● **Exercise details**
Can you reproduce, word for word, the part of the passage about Robinson's early career between "In 1976, Robinson" and "Vicki Sue Robinson.", inclusive?

● **Passage shown**
┄┄┄┄┄┄┄┄┄┄

In 1975, Robinson was providing vocals at a New York recording session for the album Many Sunny Places by Scott Fagan, a singer with whom she had performed in Greenwich Village clubs. Warren Schatz, a producer/engineer with RCA Records, was struck by Robinson's voice and saw her potential as a disco-oriented artist. Schatz invited Robinson to cut some demos including a remake of the Foundations' "Baby Now That I've Found You", which became Robinson's first solo release. Despite that track's failure, RCA green-lit Schatz producing Robinson's debut album Never Gonna Let You Go. The title cut, a Schatz original, became a No. 10 disco hit but another album track, "Turn the Beat Around", began to build "buzz" and was expediently released as a single, topping the disco charts on March 20, 1976. It reached the U.S. top 10 in August, spending around six months overall on the Billboard Hot 100 and propelling the Never Gonna Let You Go album to No. 49. "Turn the Beat Around" charted internationally, reaching No. 14 in Canada, No. 11 in the Netherlands, and No. 12 in South Africa. The track earned Robinson a nomination for a Grammy Award for Best Female Pop Vocal Performance.

In 1976, Robinson toured across the United States promoting her hit tune, "Turn the Beat Around". She performed on major TV shows including The Midnight Special, Don Kirshner's Rock Concert, The Merv Griffin Show, Mike Douglas, American Bandstand, and Soul Train. She also performed at the Boarding House in San Francisco, The Starwood in Los Angeles, The Bottom Line, Felt Forum, Carnegie Hall in New York, and other top venues. The original touring band consisted of Dan Pickering on trumpet and flute, Bill Cerulli on drums, Wendy Simmons on bass guitar, Nacho Mena on percussion, Vernie "Butch" Taylor on guitar, and George Pavlis on keyboards. George Pavlis later would be replaced by Joey Melotti on keyboards. The touring band members recorded four tracks on Robinson's second album, Vicki Sue Robinson.

┄┄┄┄┄┄┄┄┄┄

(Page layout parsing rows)
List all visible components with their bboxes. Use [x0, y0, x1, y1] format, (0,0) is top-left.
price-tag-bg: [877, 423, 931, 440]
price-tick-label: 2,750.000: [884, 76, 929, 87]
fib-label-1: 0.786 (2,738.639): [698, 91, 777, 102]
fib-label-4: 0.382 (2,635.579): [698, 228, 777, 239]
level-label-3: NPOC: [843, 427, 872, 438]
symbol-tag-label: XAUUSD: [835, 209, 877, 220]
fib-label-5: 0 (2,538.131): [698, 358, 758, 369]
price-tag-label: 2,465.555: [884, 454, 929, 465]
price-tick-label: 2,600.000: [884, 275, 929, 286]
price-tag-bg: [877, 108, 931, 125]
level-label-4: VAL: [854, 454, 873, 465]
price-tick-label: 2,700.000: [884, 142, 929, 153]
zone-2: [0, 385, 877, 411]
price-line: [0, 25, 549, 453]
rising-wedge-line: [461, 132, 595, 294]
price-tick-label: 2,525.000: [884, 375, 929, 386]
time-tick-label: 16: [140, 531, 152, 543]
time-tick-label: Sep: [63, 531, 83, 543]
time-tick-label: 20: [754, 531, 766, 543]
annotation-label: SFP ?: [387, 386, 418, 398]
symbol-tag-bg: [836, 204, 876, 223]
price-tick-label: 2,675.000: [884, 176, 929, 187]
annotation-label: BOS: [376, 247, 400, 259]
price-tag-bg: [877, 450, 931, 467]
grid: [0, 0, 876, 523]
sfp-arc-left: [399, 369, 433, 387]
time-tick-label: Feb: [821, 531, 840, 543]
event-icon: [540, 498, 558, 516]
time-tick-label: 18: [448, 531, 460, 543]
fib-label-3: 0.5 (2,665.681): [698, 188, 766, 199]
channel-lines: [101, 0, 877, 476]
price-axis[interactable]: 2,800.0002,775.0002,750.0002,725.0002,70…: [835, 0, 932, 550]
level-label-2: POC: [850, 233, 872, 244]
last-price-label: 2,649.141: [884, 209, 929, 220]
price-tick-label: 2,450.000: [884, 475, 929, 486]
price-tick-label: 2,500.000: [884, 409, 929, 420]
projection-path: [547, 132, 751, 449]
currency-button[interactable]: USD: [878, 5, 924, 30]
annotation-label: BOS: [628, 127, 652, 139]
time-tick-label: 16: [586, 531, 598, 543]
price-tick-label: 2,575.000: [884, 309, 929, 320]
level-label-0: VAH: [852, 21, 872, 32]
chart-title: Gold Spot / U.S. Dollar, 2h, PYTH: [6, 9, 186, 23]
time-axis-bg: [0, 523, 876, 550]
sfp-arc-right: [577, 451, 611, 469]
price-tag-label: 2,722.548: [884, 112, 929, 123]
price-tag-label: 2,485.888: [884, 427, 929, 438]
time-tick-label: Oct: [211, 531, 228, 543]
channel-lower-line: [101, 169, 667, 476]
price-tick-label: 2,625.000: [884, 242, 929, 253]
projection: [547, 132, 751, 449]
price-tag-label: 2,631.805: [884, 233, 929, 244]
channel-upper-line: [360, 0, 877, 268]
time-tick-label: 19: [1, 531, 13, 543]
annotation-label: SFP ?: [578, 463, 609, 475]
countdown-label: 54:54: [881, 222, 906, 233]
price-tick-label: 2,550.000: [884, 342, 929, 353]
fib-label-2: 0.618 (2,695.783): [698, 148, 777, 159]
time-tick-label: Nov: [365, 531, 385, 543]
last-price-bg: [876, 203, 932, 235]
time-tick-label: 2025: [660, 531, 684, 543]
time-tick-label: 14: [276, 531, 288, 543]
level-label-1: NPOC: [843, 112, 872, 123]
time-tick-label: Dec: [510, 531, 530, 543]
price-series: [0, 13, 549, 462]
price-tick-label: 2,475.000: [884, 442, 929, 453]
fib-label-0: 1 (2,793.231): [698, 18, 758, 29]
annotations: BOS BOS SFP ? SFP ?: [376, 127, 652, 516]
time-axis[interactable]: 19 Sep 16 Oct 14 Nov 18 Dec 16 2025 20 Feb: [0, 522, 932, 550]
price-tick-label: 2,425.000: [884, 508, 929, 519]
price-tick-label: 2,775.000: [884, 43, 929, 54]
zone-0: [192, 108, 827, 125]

┄┄┄┄┄┄┄┄┄┄

● **Written response**
In 1976, Robinson toured across the United States promoting her hit tune, "Turn the Beat Around". She performed on major TV shows including The Midnight Special, Don Kirshner's Rock Concert, The Merv Griffin Show, Mike Douglas, American Bandstand, and Soul Train. She also performed at the Boarding House in San Francisco, The Starwood in Los Angeles, The Bottom Line, Felt Forum, Carnegie Hall in New York, and other top venues. The original touring band consisted of Dan Pickering on trumpet and flute, Bill Cerulli on drums, Wendy Simmons on bass guitar, Nacho Mena on percussion, Vernie "Butch" Taylor on guitar, and George Pavlis on keyboards. George Pavlis later would be replaced by Joey Melotti on keyboards. The touring band members recorded four tracks on Robinson's second album, Vicki Sue Robinson.